取り組む課題>
AI猫トイレについての文章を、最後の文の後から引き継いで書き進めてください。

対象の文章>
機能盛りだくさんAI猫トイレ!
大手電機メーカーであるSHARPが発売した次世代猫トイレ、その機能と臨床的にどう役立つのかをお話ししたいと思います。またメーカーさんに気になる質問をぶつけてきたのでそのご紹介もさせていただきます。
従来のトイレとどう違う?
ただ排泄できるだけのトイレではなく、体重、尿量、排尿回数、トイレの滞在時間、トイレ周辺の温度をチェックすることができるトイレです。またそのデータをスマートフォンで確認することができるので気になる健康データをいつでも確認できる仕様です。
健康データから何がわかるの?
では実際にこのトイレで計測することができるデータがどう役立つのでしょうか?
体重
体重はとても大切な情報です。体重が増え肥満傾向になるのも問題ですが減少傾向が見られる方が心配ですよね。経時的に体重を測定してどのように増加、減少しているか知ることによって隠れている病気が見つかることもあります。
特に老齢猫の場合には体調が顕著に体重に反映され、一般的に体重の5〜10%の減少があればすぐに病院に行かれることをおススメします。
これは4kgの猫ちゃんの場合だと0.2〜0.4kgの減少という計算になり微々たる重さに感じますがヒトに換算してみると、、私の体重がちょうど60kgなので5〜10%というと3〜6kgの減少ということになります。
何もなくてこの減量はまず起こらないですよね。なので日々、体重を知ることはとても大切なのです。
尿量
1回の排尿でどれくらいの尿をしているかも体の状態を知ることができる大切な情報です。
たくさん飲んでたくさん尿をしていると一見して健康のように見えますが、多飲多尿といって飲水量、尿量が多すぎるのも病気が隠れている可能性があります。
猫ちゃんの場合ですと50ml/kg以上の飲水は多飲とされており、腎不全、甲状腺機能亢進症、糖尿病などの病気は多飲多尿の症状が出てきます。
ですので以前と比べて尿量が増えてきているのであれば一度血液検査をしてみるのもいいですね。
排尿回数
まず排尿しているかどうかが1つの大きな情報になります。
結石などにより尿路閉塞を起こしていると全く尿が出ず急性腎不全を起こす可能性もありますし、体外に老廃物が出せないので命に関わる場合もあります。
基本的に丸一日排尿していなければ明らかに異常なので病院に駆け込む指標にもなりますね。もう1つは反対に排尿回数が多い場合です。膀胱炎などの病気にかかっていると残尿感や排尿痛で出しきれないことなどがあり、何度もトイレに行くようになります。
猫ちゃんによりけりですが基本的に1日に5回以上の排尿は頻尿を疑います。もちろんそういった兆候なしでも膀胱炎になっている猫ちゃんもいるのですが、トイレに行く回数は多過ぎても少なすぎても気にしてあげて下さい。

(ページレイアウト解析データ)
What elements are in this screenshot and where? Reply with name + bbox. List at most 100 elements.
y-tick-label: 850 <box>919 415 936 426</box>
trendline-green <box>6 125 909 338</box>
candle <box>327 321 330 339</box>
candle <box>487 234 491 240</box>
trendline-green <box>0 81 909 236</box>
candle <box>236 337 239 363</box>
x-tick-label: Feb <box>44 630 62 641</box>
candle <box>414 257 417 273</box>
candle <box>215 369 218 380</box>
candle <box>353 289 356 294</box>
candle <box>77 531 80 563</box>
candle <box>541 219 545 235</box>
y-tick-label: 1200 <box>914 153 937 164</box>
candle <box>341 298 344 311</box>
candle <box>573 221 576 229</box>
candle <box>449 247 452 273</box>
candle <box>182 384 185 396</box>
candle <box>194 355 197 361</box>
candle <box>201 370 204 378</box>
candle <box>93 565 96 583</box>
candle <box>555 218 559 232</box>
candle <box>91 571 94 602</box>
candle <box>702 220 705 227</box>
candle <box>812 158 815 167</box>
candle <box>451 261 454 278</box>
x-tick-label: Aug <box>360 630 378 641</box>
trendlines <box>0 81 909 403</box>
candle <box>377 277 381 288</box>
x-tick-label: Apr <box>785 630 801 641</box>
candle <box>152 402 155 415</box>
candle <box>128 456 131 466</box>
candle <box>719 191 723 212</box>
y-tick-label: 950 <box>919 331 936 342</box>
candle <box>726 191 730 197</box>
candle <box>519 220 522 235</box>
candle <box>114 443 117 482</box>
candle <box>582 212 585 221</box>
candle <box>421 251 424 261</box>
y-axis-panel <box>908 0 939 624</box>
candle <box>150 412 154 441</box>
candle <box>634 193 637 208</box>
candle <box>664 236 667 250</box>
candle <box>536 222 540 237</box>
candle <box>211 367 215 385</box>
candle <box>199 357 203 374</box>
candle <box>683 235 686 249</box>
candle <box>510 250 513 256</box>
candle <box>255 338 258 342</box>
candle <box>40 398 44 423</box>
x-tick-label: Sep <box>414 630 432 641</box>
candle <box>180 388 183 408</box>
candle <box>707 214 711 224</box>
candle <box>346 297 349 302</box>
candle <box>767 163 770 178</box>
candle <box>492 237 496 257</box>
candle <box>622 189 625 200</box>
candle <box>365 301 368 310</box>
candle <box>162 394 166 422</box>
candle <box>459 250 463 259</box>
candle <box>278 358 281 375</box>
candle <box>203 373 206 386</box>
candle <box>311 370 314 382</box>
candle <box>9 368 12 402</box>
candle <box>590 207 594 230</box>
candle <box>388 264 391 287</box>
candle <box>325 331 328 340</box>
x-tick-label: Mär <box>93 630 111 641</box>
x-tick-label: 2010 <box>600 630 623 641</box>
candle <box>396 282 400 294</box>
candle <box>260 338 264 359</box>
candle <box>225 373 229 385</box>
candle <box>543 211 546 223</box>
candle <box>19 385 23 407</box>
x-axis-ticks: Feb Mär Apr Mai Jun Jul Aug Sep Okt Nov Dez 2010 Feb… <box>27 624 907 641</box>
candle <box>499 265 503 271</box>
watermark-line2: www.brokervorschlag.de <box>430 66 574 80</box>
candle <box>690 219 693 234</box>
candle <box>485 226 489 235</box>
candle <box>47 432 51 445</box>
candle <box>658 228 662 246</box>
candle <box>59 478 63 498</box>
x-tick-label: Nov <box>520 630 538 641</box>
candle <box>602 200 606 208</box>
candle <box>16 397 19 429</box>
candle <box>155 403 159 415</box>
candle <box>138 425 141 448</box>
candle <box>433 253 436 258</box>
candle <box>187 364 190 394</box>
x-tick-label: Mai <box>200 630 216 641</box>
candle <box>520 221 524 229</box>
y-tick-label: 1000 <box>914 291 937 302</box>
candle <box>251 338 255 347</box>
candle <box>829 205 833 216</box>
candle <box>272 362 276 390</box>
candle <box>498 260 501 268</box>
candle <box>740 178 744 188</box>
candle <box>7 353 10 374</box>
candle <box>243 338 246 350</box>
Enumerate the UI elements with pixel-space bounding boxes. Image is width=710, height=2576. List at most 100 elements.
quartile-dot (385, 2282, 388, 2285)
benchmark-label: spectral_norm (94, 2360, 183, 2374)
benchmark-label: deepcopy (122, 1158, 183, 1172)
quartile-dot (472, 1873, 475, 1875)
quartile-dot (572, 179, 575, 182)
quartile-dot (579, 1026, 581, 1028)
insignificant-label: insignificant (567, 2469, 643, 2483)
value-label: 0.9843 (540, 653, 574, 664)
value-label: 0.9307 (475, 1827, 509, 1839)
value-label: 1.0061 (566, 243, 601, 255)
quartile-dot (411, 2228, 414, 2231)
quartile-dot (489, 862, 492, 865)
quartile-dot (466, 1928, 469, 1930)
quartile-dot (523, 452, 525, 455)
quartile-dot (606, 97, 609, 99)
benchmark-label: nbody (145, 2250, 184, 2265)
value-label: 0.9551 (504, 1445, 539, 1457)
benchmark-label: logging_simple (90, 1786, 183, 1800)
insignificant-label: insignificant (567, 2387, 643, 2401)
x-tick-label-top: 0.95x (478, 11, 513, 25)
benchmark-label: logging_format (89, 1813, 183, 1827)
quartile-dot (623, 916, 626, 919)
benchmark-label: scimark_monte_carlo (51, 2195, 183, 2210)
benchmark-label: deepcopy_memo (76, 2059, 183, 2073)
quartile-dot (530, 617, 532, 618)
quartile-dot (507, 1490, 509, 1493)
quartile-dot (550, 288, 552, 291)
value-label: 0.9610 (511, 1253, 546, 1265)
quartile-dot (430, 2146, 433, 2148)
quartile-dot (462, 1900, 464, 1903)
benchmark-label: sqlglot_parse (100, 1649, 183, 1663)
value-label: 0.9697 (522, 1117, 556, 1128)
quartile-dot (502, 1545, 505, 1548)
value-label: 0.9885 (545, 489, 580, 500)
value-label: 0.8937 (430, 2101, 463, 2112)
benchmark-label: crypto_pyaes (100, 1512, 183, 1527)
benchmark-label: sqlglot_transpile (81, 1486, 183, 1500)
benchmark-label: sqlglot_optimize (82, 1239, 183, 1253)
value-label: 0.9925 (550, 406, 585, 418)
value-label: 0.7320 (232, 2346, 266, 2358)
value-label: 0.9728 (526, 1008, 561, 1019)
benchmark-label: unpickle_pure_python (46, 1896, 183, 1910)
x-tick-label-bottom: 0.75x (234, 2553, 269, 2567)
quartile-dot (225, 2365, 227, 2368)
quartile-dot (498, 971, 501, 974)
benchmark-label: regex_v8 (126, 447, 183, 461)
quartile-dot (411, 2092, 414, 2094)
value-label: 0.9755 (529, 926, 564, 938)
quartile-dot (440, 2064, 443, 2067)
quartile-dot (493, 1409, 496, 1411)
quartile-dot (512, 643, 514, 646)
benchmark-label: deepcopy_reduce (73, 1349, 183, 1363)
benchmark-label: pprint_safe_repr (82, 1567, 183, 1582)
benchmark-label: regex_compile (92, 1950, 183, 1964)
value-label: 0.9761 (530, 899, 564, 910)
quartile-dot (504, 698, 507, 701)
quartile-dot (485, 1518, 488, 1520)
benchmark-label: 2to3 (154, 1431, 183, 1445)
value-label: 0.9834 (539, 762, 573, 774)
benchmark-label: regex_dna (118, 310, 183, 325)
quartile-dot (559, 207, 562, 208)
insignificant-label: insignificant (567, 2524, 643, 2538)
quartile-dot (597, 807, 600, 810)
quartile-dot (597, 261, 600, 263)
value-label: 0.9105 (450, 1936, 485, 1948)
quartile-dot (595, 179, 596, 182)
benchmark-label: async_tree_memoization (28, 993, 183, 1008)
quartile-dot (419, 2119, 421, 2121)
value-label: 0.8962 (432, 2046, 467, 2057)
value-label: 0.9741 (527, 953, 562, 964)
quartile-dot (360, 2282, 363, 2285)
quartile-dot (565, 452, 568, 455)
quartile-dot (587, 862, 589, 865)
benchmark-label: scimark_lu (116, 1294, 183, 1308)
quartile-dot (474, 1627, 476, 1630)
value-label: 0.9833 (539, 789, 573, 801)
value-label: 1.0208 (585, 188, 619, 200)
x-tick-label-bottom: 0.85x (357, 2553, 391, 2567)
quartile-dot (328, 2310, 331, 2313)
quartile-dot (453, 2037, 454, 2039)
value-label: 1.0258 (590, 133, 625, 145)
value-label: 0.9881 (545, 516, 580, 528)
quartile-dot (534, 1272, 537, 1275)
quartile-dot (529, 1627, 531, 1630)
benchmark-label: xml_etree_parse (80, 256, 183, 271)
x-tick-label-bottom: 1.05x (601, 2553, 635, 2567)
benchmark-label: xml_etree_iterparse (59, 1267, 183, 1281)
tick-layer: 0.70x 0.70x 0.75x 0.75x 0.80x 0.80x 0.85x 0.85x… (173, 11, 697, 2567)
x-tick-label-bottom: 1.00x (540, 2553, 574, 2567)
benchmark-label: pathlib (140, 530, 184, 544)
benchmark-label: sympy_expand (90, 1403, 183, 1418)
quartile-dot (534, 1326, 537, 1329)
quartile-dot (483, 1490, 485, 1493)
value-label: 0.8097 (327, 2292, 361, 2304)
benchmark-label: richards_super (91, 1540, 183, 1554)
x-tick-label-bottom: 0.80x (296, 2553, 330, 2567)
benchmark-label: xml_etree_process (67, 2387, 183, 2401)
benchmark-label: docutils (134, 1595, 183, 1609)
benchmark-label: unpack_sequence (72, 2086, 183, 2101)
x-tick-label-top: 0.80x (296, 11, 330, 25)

以下の結果>
トイレ周辺の温度
猫ちゃんは室温が低いとあまり水を飲まず、排尿しない傾向にあります。飲水量が少なく排尿しないと脱水の危険性もありますが、尿石が出来やすい環境でもあるため室温管理には注意が必要です。実際診察していても冬場に尿石症の猫ちゃんが多い気がします。
多頭での使用はできるの?
多頭での使用の場合は個体識別バッジを首輪などにつけて識別できるようです。しかし近年は首輪を付けていない猫ちゃんも多いかと思われますのでそういった場合は使用は難しいかもしれません。
なにより首輪のサイズが大きく猫ちゃんによっては煩わしく感じることもあるかと思いますので改善を期待するポイントですね。
消耗品の気になるところ
猫砂、トイレシートは純正品でないといけないのか?気にされている方は多いかと思いますがSHARPさんに聞いてみました。
ホームページにも記載されている通り、測定データの誤差が出る可能性から共に純正品を使って欲しいとのことでした。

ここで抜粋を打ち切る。